(Extracted records)
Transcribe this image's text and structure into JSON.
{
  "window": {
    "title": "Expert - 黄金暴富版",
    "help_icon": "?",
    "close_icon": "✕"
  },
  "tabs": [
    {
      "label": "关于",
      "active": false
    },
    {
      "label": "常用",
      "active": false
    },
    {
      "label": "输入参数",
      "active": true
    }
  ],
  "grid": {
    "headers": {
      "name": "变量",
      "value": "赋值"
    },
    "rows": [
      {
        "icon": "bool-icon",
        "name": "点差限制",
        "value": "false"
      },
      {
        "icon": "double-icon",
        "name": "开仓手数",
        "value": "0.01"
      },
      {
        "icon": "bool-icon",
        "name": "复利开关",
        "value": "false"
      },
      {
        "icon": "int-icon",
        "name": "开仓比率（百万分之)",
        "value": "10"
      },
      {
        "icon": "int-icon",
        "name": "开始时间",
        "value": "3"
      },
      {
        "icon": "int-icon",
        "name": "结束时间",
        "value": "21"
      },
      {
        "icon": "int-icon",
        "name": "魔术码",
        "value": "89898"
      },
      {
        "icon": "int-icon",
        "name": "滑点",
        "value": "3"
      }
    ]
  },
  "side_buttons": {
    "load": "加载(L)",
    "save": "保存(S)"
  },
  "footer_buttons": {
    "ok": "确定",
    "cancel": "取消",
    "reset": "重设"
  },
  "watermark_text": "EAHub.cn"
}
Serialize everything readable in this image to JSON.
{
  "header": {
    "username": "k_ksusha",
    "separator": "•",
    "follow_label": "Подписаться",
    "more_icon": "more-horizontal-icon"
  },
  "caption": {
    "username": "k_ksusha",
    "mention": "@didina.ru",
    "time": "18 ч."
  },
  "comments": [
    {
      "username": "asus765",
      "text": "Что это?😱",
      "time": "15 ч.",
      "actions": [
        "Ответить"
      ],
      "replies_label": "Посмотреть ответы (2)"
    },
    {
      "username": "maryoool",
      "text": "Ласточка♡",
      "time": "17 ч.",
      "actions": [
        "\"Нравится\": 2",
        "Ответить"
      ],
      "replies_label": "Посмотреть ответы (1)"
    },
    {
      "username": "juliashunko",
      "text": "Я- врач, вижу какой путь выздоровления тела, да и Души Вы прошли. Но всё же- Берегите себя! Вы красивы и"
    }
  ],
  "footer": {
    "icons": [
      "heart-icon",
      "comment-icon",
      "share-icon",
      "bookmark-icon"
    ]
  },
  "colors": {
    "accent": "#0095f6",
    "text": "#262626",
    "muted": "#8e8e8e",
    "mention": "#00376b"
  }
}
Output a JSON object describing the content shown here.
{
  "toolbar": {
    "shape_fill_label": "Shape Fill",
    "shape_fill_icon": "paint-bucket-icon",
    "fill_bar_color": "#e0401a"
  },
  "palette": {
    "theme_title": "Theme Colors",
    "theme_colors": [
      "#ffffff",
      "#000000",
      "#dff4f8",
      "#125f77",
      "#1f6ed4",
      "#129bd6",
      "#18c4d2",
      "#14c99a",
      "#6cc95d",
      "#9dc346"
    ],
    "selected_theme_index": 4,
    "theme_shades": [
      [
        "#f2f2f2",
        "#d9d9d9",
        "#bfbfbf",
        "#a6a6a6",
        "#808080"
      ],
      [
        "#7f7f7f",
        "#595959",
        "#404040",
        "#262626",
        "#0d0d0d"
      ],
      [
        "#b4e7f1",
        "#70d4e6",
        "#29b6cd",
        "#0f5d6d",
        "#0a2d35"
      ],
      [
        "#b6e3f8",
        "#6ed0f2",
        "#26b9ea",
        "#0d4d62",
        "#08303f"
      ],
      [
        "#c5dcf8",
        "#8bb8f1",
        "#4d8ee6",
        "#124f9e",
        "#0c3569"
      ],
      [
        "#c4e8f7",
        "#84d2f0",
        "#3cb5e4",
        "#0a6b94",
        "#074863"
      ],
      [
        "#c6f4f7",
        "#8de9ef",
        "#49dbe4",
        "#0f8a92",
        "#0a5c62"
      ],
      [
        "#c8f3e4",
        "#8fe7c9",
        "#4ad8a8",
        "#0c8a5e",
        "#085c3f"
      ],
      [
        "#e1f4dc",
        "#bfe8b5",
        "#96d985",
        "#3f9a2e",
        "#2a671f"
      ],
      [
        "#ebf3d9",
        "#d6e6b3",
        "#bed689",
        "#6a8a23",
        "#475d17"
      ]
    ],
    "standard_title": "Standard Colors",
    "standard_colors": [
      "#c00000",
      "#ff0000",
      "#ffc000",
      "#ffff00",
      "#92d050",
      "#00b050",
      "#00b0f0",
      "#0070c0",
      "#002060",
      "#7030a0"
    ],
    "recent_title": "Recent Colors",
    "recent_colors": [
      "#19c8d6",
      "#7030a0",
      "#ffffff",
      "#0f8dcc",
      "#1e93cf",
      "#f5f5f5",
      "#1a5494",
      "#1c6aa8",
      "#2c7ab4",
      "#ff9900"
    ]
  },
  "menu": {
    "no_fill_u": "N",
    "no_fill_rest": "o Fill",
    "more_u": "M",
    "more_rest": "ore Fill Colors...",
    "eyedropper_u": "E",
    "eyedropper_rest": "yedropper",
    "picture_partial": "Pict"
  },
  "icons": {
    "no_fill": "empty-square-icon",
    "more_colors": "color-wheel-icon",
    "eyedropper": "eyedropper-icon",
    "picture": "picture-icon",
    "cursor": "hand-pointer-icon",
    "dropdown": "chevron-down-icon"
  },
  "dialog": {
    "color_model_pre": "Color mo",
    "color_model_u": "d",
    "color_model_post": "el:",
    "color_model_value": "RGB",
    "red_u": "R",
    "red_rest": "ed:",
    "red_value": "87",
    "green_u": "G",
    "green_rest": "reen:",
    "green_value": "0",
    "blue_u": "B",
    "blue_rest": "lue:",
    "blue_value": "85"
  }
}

Exercise description ::
Each line of the material must be restated exactly.

Answer to the problem ::
Transcribe this image's text and structure into JSON.
{
  "window": {
    "title": "Expert - 黄金暴富版",
    "help_icon": "?",
    "close_icon": "✕"
  },
  "tabs": [
    {
      "label": "关于",
      "active": false
    },
    {
      "label": "常用",
      "active": false
    },
    {
      "label": "输入参数",
      "active": true
    }
  ],
  "grid": {
    "headers": {
      "name": "变量",
      "value": "赋值"
    },
    "rows": [
      {
        "icon": "bool-icon",
        "name": "点差限制",
        "value": "false"
      },
      {
        "icon": "double-icon",
        "name": "开仓手数",
        "value": "0.01"
      },
      {
        "icon": "bool-icon",
        "name": "复利开关",
        "value": "false"
      },
      {
        "icon": "int-icon",
        "name": "开仓比率（百万分之)",
        "value": "10"
      },
      {
        "icon": "int-icon",
        "name": "开始时间",
        "value": "3"
      },
      {
        "icon": "int-icon",
        "name": "结束时间",
        "value": "21"
      },
      {
        "icon": "int-icon",
        "name": "魔术码",
        "value": "89898"
      },
      {
        "icon": "int-icon",
        "name": "滑点",
        "value": "3"
      }
    ]
  },
  "side_buttons": {
    "load": "加载(L)",
    "save": "保存(S)"
  },
  "footer_buttons": {
    "ok": "确定",
    "cancel": "取消",
    "reset": "重设"
  },
  "watermark_text": "EAHub.cn"
}
Serialize everything readable in this image to JSON.
{
  "header": {
    "username": "k_ksusha",
    "separator": "•",
    "follow_label": "Подписаться",
    "more_icon": "more-horizontal-icon"
  },
  "caption": {
    "username": "k_ksusha",
    "mention": "@didina.ru",
    "time": "18 ч."
  },
  "comments": [
    {
      "username": "asus765",
      "text": "Что это?😱",
      "time": "15 ч.",
      "actions": [
        "Ответить"
      ],
      "replies_label": "Посмотреть ответы (2)"
    },
    {
      "username": "maryoool",
      "text": "Ласточка♡",
      "time": "17 ч.",
      "actions": [
        "\"Нравится\": 2",
        "Ответить"
      ],
      "replies_label": "Посмотреть ответы (1)"
    },
    {
      "username": "juliashunko",
      "text": "Я- врач, вижу какой путь выздоровления тела, да и Души Вы прошли. Но всё же- Берегите себя! Вы красивы и"
    }
  ],
  "footer": {
    "icons": [
      "heart-icon",
      "comment-icon",
      "share-icon",
      "bookmark-icon"
    ]
  },
  "colors": {
    "accent": "#0095f6",
    "text": "#262626",
    "muted": "#8e8e8e",
    "mention": "#00376b"
  }
}
Output a JSON object describing the content shown here.
{
  "toolbar": {
    "shape_fill_label": "Shape Fill",
    "shape_fill_icon": "paint-bucket-icon",
    "fill_bar_color": "#e0401a"
  },
  "palette": {
    "theme_title": "Theme Colors",
    "theme_colors": [
      "#ffffff",
      "#000000",
      "#dff4f8",
      "#125f77",
      "#1f6ed4",
      "#129bd6",
      "#18c4d2",
      "#14c99a",
      "#6cc95d",
      "#9dc346"
    ],
    "selected_theme_index": 4,
    "theme_shades": [
      [
        "#f2f2f2",
        "#d9d9d9",
        "#bfbfbf",
        "#a6a6a6",
        "#808080"
      ],
      [
        "#7f7f7f",
        "#595959",
        "#404040",
        "#262626",
        "#0d0d0d"
      ],
      [
        "#b4e7f1",
        "#70d4e6",
        "#29b6cd",
        "#0f5d6d",
        "#0a2d35"
      ],
      [
        "#b6e3f8",
        "#6ed0f2",
        "#26b9ea",
        "#0d4d62",
        "#08303f"
      ],
      [
        "#c5dcf8",
        "#8bb8f1",
        "#4d8ee6",
        "#124f9e",
        "#0c3569"
      ],
      [
        "#c4e8f7",
        "#84d2f0",
        "#3cb5e4",
        "#0a6b94",
        "#074863"
      ],
      [
        "#c6f4f7",
        "#8de9ef",
        "#49dbe4",
        "#0f8a92",
        "#0a5c62"
      ],
      [
        "#c8f3e4",
        "#8fe7c9",
        "#4ad8a8",
        "#0c8a5e",
        "#085c3f"
      ],
      [
        "#e1f4dc",
        "#bfe8b5",
        "#96d985",
        "#3f9a2e",
        "#2a671f"
      ],
      [
        "#ebf3d9",
        "#d6e6b3",
        "#bed689",
        "#6a8a23",
        "#475d17"
      ]
    ],
    "standard_title": "Standard Colors",
    "standard_colors": [
      "#c00000",
      "#ff0000",
      "#ffc000",
      "#ffff00",
      "#92d050",
      "#00b050",
      "#00b0f0",
      "#0070c0",
      "#002060",
      "#7030a0"
    ],
    "recent_title": "Recent Colors",
    "recent_colors": [
      "#19c8d6",
      "#7030a0",
      "#ffffff",
      "#0f8dcc",
      "#1e93cf",
      "#f5f5f5",
      "#1a5494",
      "#1c6aa8",
      "#2c7ab4",
      "#ff9900"
    ]
  },
  "menu": {
    "no_fill_u": "N",
    "no_fill_rest": "o Fill",
    "more_u": "M",
    "more_rest": "ore Fill Colors...",
    "eyedropper_u": "E",
    "eyedropper_rest": "yedropper",
    "picture_partial": "Pict"
  },
  "icons": {
    "no_fill": "empty-square-icon",
    "more_colors": "color-wheel-icon",
    "eyedropper": "eyedropper-icon",
    "picture": "picture-icon",
    "cursor": "hand-pointer-icon",
    "dropdown": "chevron-down-icon"
  },
  "dialog": {
    "color_model_pre": "Color mo",
    "color_model_u": "d",
    "color_model_post": "el:",
    "color_model_value": "RGB",
    "red_u": "R",
    "red_rest": "ed:",
    "red_value": "87",
    "green_u": "G",
    "green_rest": "reen:",
    "green_value": "0",
    "blue_u": "B",
    "blue_rest": "lue:",
    "blue_value": "85"
  }
}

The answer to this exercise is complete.